§ Exercise prompt
Transcribe all of the material exactly.

§ Data for this task
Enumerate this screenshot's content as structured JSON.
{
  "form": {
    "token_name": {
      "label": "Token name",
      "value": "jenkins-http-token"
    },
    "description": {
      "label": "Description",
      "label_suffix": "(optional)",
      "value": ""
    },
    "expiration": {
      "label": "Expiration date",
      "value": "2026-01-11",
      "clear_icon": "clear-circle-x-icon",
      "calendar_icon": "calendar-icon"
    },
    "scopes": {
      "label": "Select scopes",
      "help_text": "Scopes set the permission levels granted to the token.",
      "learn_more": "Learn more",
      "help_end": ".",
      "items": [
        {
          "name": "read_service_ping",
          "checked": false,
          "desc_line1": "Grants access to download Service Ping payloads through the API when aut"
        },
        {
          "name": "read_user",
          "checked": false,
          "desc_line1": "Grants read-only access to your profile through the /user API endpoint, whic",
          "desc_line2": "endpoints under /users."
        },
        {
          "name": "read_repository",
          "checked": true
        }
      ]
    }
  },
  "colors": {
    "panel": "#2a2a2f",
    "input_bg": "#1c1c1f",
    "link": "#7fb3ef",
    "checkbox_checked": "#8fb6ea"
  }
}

§ Problem solution
Enumerate this screenshot's content as structured JSON.
{
  "form": {
    "token_name": {
      "label": "Token name",
      "value": "jenkins-http-token"
    },
    "description": {
      "label": "Description",
      "label_suffix": "(optional)",
      "value": ""
    },
    "expiration": {
      "label": "Expiration date",
      "value": "2026-01-11",
      "clear_icon": "clear-circle-x-icon",
      "calendar_icon": "calendar-icon"
    },
    "scopes": {
      "label": "Select scopes",
      "help_text": "Scopes set the permission levels granted to the token.",
      "learn_more": "Learn more",
      "help_end": ".",
      "items": [
        {
          "name": "read_service_ping",
          "checked": false,
          "desc_line1": "Grants access to download Service Ping payloads through the API when aut"
        },
        {
          "name": "read_user",
          "checked": false,
          "desc_line1": "Grants read-only access to your profile through the /user API endpoint, whic",
          "desc_line2": "endpoints under /users."
        },
        {
          "name": "read_repository",
          "checked": true
        }
      ]
    }
  },
  "colors": {
    "panel": "#2a2a2f",
    "input_bg": "#1c1c1f",
    "link": "#7fb3ef",
    "checkbox_checked": "#8fb6ea"
  }
}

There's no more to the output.